■ What you should do
Select all lines with the string "files" in them, and copy those lines.
═══ Provided material ═══
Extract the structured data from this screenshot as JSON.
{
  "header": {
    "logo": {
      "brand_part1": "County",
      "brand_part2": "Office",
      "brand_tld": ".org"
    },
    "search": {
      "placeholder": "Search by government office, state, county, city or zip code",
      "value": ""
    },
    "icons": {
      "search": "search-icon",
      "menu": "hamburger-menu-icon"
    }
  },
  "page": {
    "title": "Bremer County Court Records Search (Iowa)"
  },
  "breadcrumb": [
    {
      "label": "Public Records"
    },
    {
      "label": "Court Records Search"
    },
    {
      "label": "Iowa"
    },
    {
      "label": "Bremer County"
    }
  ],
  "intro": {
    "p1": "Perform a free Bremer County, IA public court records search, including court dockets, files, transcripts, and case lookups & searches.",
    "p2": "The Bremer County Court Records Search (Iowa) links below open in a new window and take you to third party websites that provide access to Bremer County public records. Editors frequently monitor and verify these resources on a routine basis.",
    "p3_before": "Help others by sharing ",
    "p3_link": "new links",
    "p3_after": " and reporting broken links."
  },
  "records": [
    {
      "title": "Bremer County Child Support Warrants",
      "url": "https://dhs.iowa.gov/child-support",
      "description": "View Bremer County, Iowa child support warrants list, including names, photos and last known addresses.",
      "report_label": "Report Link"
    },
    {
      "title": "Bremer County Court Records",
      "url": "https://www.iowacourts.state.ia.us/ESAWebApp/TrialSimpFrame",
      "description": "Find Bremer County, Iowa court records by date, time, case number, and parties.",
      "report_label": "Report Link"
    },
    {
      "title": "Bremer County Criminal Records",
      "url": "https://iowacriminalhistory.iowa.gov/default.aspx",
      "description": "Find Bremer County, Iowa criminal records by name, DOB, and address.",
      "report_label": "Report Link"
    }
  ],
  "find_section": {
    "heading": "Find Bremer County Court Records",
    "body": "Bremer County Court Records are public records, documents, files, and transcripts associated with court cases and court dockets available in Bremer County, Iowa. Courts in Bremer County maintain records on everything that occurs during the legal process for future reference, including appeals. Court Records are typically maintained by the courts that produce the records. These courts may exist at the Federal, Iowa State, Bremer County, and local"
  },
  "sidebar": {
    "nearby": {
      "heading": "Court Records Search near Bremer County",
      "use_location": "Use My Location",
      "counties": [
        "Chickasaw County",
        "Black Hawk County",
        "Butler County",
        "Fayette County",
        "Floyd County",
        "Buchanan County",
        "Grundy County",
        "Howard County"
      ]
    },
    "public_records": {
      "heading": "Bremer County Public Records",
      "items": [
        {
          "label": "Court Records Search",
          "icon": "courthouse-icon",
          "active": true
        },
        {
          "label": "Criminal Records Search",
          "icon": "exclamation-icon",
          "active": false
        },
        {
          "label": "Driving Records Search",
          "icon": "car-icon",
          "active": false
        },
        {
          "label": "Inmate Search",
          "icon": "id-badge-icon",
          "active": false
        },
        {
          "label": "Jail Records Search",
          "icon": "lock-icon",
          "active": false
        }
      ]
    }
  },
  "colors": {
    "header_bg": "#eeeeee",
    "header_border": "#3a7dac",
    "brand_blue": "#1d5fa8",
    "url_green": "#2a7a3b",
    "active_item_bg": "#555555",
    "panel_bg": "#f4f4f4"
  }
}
═══
■ Exercise solution
    "p1": "Perform a free Bremer County, IA public court records search, including court dockets, files, transcripts, and case lookups & searches.",
    "body": "Bremer County Court Records are public records, documents, files, and transcripts associated with court cases and court dockets available in Bremer County, Iowa. Courts in Bremer County maintain records on everything that occurs during the legal process for future reference, including appeals. Court Records are typically maintained by the courts that produce the records. These courts may exist at the Federal, Iowa State, Bremer County, and local"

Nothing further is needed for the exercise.